[Raw records]

————

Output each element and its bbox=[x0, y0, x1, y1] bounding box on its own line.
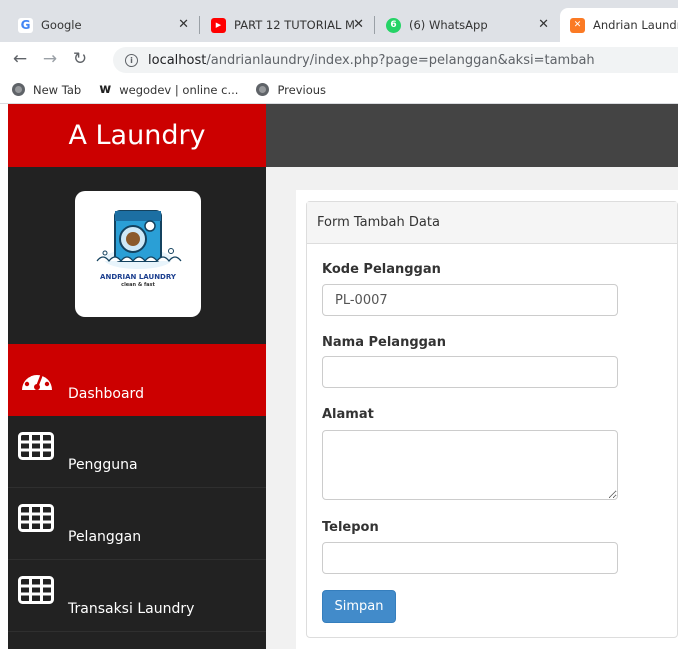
address-bar: ← → ↻ i localhost/andrianlaundry/index.p… bbox=[0, 42, 678, 76]
sidebar-item-label: Transaksi Laundry bbox=[68, 601, 195, 617]
kode-pelanggan-label: Kode Pelanggan bbox=[322, 262, 441, 277]
bookmark-previous[interactable]: Previous bbox=[256, 83, 326, 97]
sidebar-item-pengguna[interactable]: Pengguna bbox=[8, 416, 266, 488]
sidebar: A Laundry ANDRIAN LAUNDRY clean & fast D… bbox=[8, 104, 266, 649]
sidebar-item-transaksi-laundry[interactable]: Transaksi Laundry bbox=[8, 560, 266, 632]
url-input[interactable]: i localhost/andrianlaundry/index.php?pag… bbox=[113, 47, 678, 73]
telepon-input[interactable] bbox=[322, 542, 618, 574]
bookmark-label: wegodev | online c... bbox=[119, 82, 239, 97]
nama-pelanggan-input[interactable] bbox=[322, 356, 618, 388]
sidebar-item-dashboard[interactable]: Dashboard bbox=[8, 344, 266, 416]
bookmark-wegodev[interactable]: w wegodev | online c... bbox=[99, 82, 238, 97]
bookmark-label: Previous bbox=[277, 82, 327, 97]
table-grid-icon bbox=[18, 432, 54, 460]
globe-icon bbox=[12, 83, 25, 96]
close-icon[interactable]: ✕ bbox=[538, 17, 549, 32]
url-host: localhost bbox=[148, 52, 207, 68]
bookmark-new-tab[interactable]: New Tab bbox=[12, 83, 81, 97]
close-icon[interactable]: ✕ bbox=[178, 17, 189, 32]
forward-arrow-icon[interactable]: → bbox=[40, 49, 60, 69]
top-navbar bbox=[266, 104, 678, 167]
dashboard-gauge-icon bbox=[22, 368, 52, 390]
form-title: Form Tambah Data bbox=[307, 202, 677, 244]
whatsapp-icon: 6 bbox=[386, 17, 401, 33]
alamat-textarea[interactable] bbox=[322, 430, 618, 500]
tab-title: Google bbox=[41, 18, 82, 32]
sidebar-item-pelanggan[interactable]: Pelanggan bbox=[8, 488, 266, 560]
kode-pelanggan-input[interactable] bbox=[322, 284, 618, 316]
reload-icon[interactable]: ↻ bbox=[70, 49, 90, 69]
alamat-label: Alamat bbox=[322, 407, 374, 422]
nama-pelanggan-label: Nama Pelanggan bbox=[322, 335, 446, 350]
sidebar-item-label: Pengguna bbox=[68, 457, 138, 473]
tab-google[interactable]: G Google ✕ bbox=[8, 8, 198, 42]
telepon-label: Telepon bbox=[322, 520, 379, 535]
tab-separator bbox=[374, 16, 375, 34]
brand-title[interactable]: A Laundry bbox=[8, 104, 266, 167]
tab-whatsapp[interactable]: 6 (6) WhatsApp ✕ bbox=[376, 8, 558, 42]
bookmark-label: New Tab bbox=[33, 82, 82, 97]
tab-title: Andrian Laundry bbox=[593, 18, 678, 32]
simpan-button[interactable]: Simpan bbox=[322, 590, 396, 623]
logo-tagline: clean & fast bbox=[121, 282, 155, 288]
close-icon[interactable]: ✕ bbox=[353, 17, 364, 32]
bookmarks-bar: New Tab w wegodev | online c... Previous bbox=[0, 76, 678, 104]
table-grid-icon bbox=[18, 504, 54, 532]
back-arrow-icon[interactable]: ← bbox=[10, 49, 30, 69]
tab-title: PART 12 TUTORIAL ME bbox=[234, 18, 354, 32]
url-path: /andrianlaundry/index.php?page=pelanggan… bbox=[206, 52, 595, 68]
laundry-logo: ANDRIAN LAUNDRY clean & fast bbox=[75, 191, 201, 317]
globe-icon bbox=[256, 83, 270, 96]
sidebar-item-label: Dashboard bbox=[68, 386, 144, 402]
sidebar-item-label: Pelanggan bbox=[68, 529, 142, 545]
wegodev-logo-icon: w bbox=[99, 82, 112, 97]
tab-youtube[interactable]: ▶ PART 12 TUTORIAL ME ✕ bbox=[201, 8, 373, 42]
info-icon[interactable]: i bbox=[125, 53, 138, 67]
tab-andrian-laundry[interactable]: ✕ Andrian Laundry bbox=[560, 8, 678, 42]
table-grid-icon bbox=[18, 576, 54, 604]
youtube-icon: ▶ bbox=[211, 17, 226, 33]
xampp-icon: ✕ bbox=[570, 17, 585, 33]
tab-title: (6) WhatsApp bbox=[409, 18, 488, 32]
logo-text: ANDRIAN LAUNDRY bbox=[100, 273, 176, 281]
browser-tab-bar: G Google ✕ ▶ PART 12 TUTORIAL ME ✕ 6 (6)… bbox=[0, 0, 678, 42]
tab-separator bbox=[199, 16, 200, 34]
washing-machine-logo-icon bbox=[96, 210, 182, 269]
google-icon: G bbox=[18, 17, 33, 33]
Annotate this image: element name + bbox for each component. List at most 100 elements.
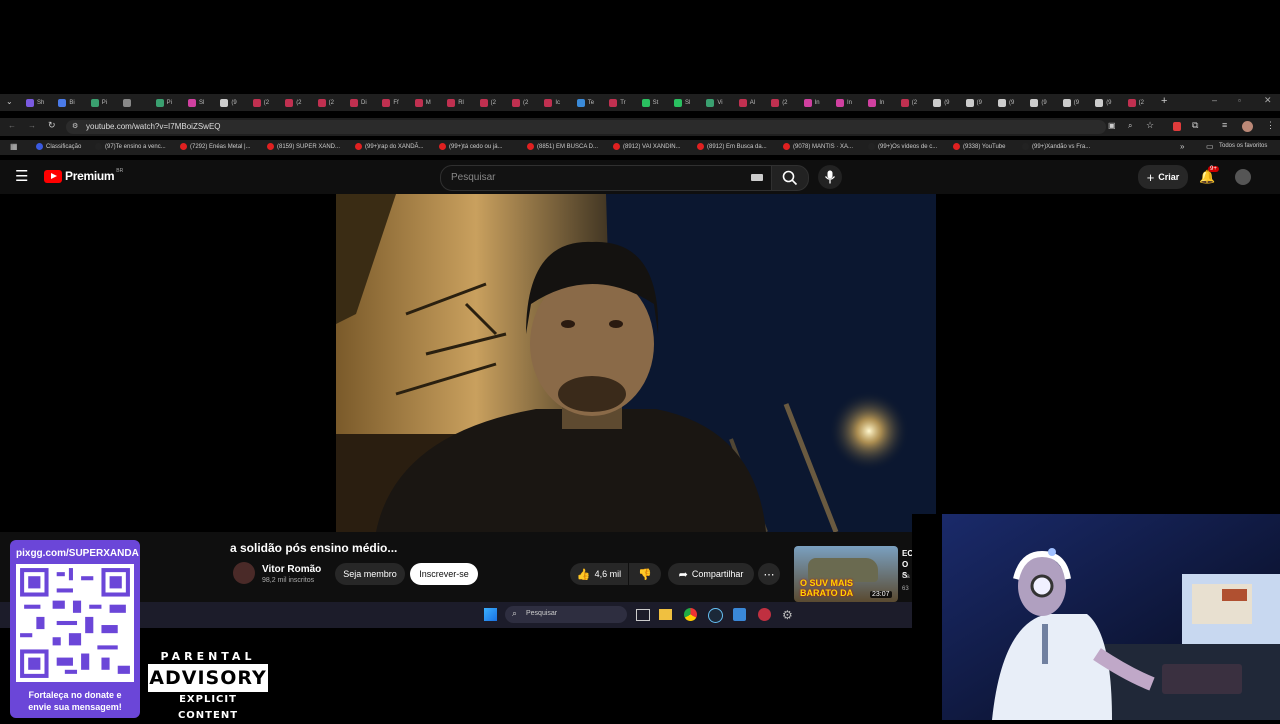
- browser-tab[interactable]: (9: [1030, 96, 1047, 109]
- bookmark-item[interactable]: (99+)rap do XANDÃ...: [355, 143, 424, 150]
- subscribe-label: Inscrever-se: [419, 569, 469, 579]
- reload-icon[interactable]: ↻: [48, 120, 56, 131]
- bookmark-item[interactable]: (8159) SUPER XAND...: [267, 143, 340, 150]
- bookmark-item[interactable]: (7292) Enéas Metal |...: [180, 143, 251, 150]
- voice-search-button[interactable]: [818, 165, 842, 189]
- profile-avatar[interactable]: [1242, 121, 1253, 132]
- browser-tab[interactable]: In: [836, 96, 852, 109]
- browser-tab[interactable]: (9: [965, 96, 982, 109]
- browser-tab[interactable]: [123, 96, 134, 109]
- browser-tab[interactable]: Al: [738, 96, 755, 109]
- browser-tab[interactable]: M: [414, 96, 431, 109]
- browser-tab[interactable]: In: [868, 96, 884, 109]
- browser-tab[interactable]: Vi: [706, 96, 723, 109]
- share-button[interactable]: ➦ Compartilhar: [668, 563, 754, 585]
- browser-tab[interactable]: Sh: [26, 96, 44, 109]
- extension-red-icon[interactable]: [1173, 122, 1181, 131]
- browser-tab[interactable]: Sl: [674, 96, 690, 109]
- minimize-icon[interactable]: –: [1212, 95, 1217, 105]
- youtube-logo[interactable]: Premium BR: [44, 168, 123, 183]
- new-tab-icon[interactable]: +: [1161, 95, 1167, 107]
- chrome-icon[interactable]: [684, 608, 697, 621]
- like-button[interactable]: 👍 4,6 mil: [570, 563, 628, 585]
- browser-tab[interactable]: In: [803, 96, 820, 109]
- close-window-icon[interactable]: ✕: [1264, 95, 1272, 106]
- join-button[interactable]: Seja membro: [335, 563, 405, 585]
- browser-tab[interactable]: (9: [220, 96, 237, 109]
- bookmark-item[interactable]: (99+)Xandão vs Fra...: [1022, 143, 1090, 150]
- back-icon[interactable]: ←: [8, 121, 16, 130]
- keyboard-icon[interactable]: [751, 174, 763, 181]
- tab-search-icon[interactable]: ⌄: [6, 97, 13, 106]
- bookmark-item[interactable]: (9338) YouTube: [953, 143, 1005, 150]
- browser-tab[interactable]: Ic: [544, 96, 560, 109]
- notifications-button[interactable]: 🔔 9+: [1199, 166, 1219, 186]
- browser-menu-icon[interactable]: ⋮: [1266, 120, 1275, 131]
- media-icon[interactable]: ≡: [1222, 120, 1227, 130]
- create-button[interactable]: + Criar: [1138, 165, 1188, 189]
- more-actions-button[interactable]: ⋯: [758, 563, 780, 585]
- search-button[interactable]: [771, 165, 809, 191]
- browser-tab[interactable]: (9: [998, 96, 1014, 109]
- hamburger-menu-icon[interactable]: ☰: [15, 167, 28, 185]
- browser-tab[interactable]: Ff: [382, 96, 399, 109]
- browser-tab[interactable]: Tr: [609, 96, 626, 109]
- subscribe-button[interactable]: Inscrever-se: [410, 563, 478, 585]
- more-bookmarks-icon[interactable]: »: [1180, 142, 1184, 151]
- apps-icon[interactable]: ▦: [10, 142, 18, 151]
- browser-tab[interactable]: Rl: [447, 96, 464, 109]
- browser-tab[interactable]: Pi: [155, 96, 172, 109]
- browser-tab[interactable]: Te: [576, 96, 594, 109]
- channel-avatar[interactable]: [233, 562, 255, 584]
- browser-tab[interactable]: Pi: [90, 96, 107, 109]
- bookmark-item[interactable]: (97)Te ensino a venc...: [95, 143, 166, 150]
- browser-tab[interactable]: (2: [317, 96, 334, 109]
- bookmark-item[interactable]: (99+)tá cedo ou já...: [439, 143, 503, 150]
- settings-icon[interactable]: ⚙: [782, 608, 793, 622]
- app-icon-2[interactable]: [758, 608, 771, 621]
- zoom-icon[interactable]: ⌕: [1128, 121, 1132, 131]
- browser-tab[interactable]: Bi: [58, 96, 75, 109]
- all-favorites-link[interactable]: Todos os favoritos: [1219, 143, 1267, 149]
- browser-tab[interactable]: (2: [252, 96, 269, 109]
- browser-tab[interactable]: (2: [1127, 96, 1144, 109]
- browser-tab[interactable]: (9: [933, 96, 950, 109]
- browser-tab[interactable]: (2: [479, 96, 496, 109]
- file-explorer-icon[interactable]: [659, 609, 672, 620]
- browser-tab[interactable]: St: [641, 96, 658, 109]
- browser-tab[interactable]: (2: [900, 96, 917, 109]
- dislike-button[interactable]: 👎: [629, 563, 661, 585]
- tab-favicon-icon: [58, 98, 67, 107]
- steam-icon[interactable]: [708, 608, 723, 623]
- bookmark-item[interactable]: (8912) Em Busca da...: [697, 143, 767, 150]
- browser-tab[interactable]: Sl: [188, 96, 204, 109]
- windows-start-icon[interactable]: [484, 608, 497, 621]
- taskbar-search-input[interactable]: ⌕ Pesquisar: [505, 606, 627, 623]
- video-player[interactable]: [336, 194, 936, 532]
- bookmark-item[interactable]: (99+)Os vídeos de c...: [868, 143, 937, 150]
- account-avatar[interactable]: [1235, 169, 1251, 185]
- bookmark-item[interactable]: (8912) VAI XANDIN...: [613, 143, 681, 150]
- recommended-thumbnail[interactable]: O SUV MAIS BARATO DA 23:07: [794, 546, 898, 602]
- forward-icon[interactable]: →: [28, 121, 36, 130]
- tab-label: (9: [1106, 99, 1112, 106]
- site-info-icon[interactable]: ⚙: [72, 122, 78, 130]
- browser-tab[interactable]: (2: [512, 96, 528, 109]
- maximize-icon[interactable]: ▫: [1238, 96, 1241, 105]
- browser-tab[interactable]: Di: [350, 96, 367, 109]
- browser-tab[interactable]: (9: [1095, 96, 1112, 109]
- browser-tab[interactable]: (2: [285, 96, 302, 109]
- bookmark-star-icon[interactable]: ☆: [1146, 120, 1154, 131]
- bookmark-item[interactable]: (9078) MANTIS · XA...: [783, 143, 853, 150]
- bookmark-item[interactable]: Classificação: [36, 143, 81, 150]
- browser-tab[interactable]: (2: [771, 96, 788, 109]
- task-view-icon[interactable]: [636, 609, 650, 621]
- app-icon[interactable]: [733, 608, 746, 621]
- browser-tab[interactable]: (9: [1062, 96, 1079, 109]
- extension-icon[interactable]: ⧉: [1192, 120, 1198, 131]
- channel-name[interactable]: Vitor Romão: [262, 564, 321, 575]
- search-input[interactable]: Pesquisar: [440, 165, 772, 191]
- bookmark-item[interactable]: (8851) EM BUSCA D...: [527, 143, 598, 150]
- install-icon[interactable]: ▣: [1108, 121, 1116, 130]
- address-bar[interactable]: ⚙ youtube.com/watch?v=I7MBoiZSwEQ ▣ ⌕ ☆: [66, 120, 1154, 134]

————

## YOUR TASK
Replace "bookmark-item" with "bookmark-link" in the records, starting with the line with "- browser-tab[interactable]: (9: [1030, 96, 1047, 109]" and going on through the line with "- join-button[interactable]: Seja". Give back only those lines, leaving everything else in them unchanged.

## EXERCISE ANSWER
- browser-tab[interactable]: (9: [1030, 96, 1047, 109]
- bookmark-link[interactable]: (99+)rap do XANDÃ...: [355, 143, 424, 150]
- subscribe-label: Inscrever-se: [419, 569, 469, 579]
- reload-icon[interactable]: ↻: [48, 120, 56, 131]
- bookmark-link[interactable]: (8159) SUPER XAND...: [267, 143, 340, 150]
- bookmark-link[interactable]: (7292) Enéas Metal |...: [180, 143, 251, 150]
- voice-search-button[interactable]: [818, 165, 842, 189]
- profile-avatar[interactable]: [1242, 121, 1253, 132]
- browser-tab[interactable]: In: [836, 96, 852, 109]
- browser-tab[interactable]: (9: [965, 96, 982, 109]
- browser-tab[interactable]: [123, 96, 134, 109]
- browser-tab[interactable]: Al: [738, 96, 755, 109]
- browser-tab[interactable]: M: [414, 96, 431, 109]
- browser-tab[interactable]: In: [868, 96, 884, 109]
- browser-tab[interactable]: Vi: [706, 96, 723, 109]
- share-button[interactable]: ➦ Compartilhar: [668, 563, 754, 585]
- browser-tab[interactable]: Sh: [26, 96, 44, 109]
- extension-red-icon[interactable]: [1173, 122, 1181, 131]
- browser-tab[interactable]: Sl: [674, 96, 690, 109]
- minimize-icon[interactable]: –: [1212, 95, 1217, 105]
- youtube-logo[interactable]: Premium BR: [44, 168, 123, 183]
- new-tab-icon[interactable]: +: [1161, 95, 1167, 107]
- chrome-icon[interactable]: [684, 608, 697, 621]
- like-button[interactable]: 👍 4,6 mil: [570, 563, 628, 585]
- browser-tab[interactable]: In: [803, 96, 820, 109]
- close-window-icon[interactable]: ✕: [1264, 95, 1272, 106]
- join-button[interactable]: Seja membro: [335, 563, 405, 585]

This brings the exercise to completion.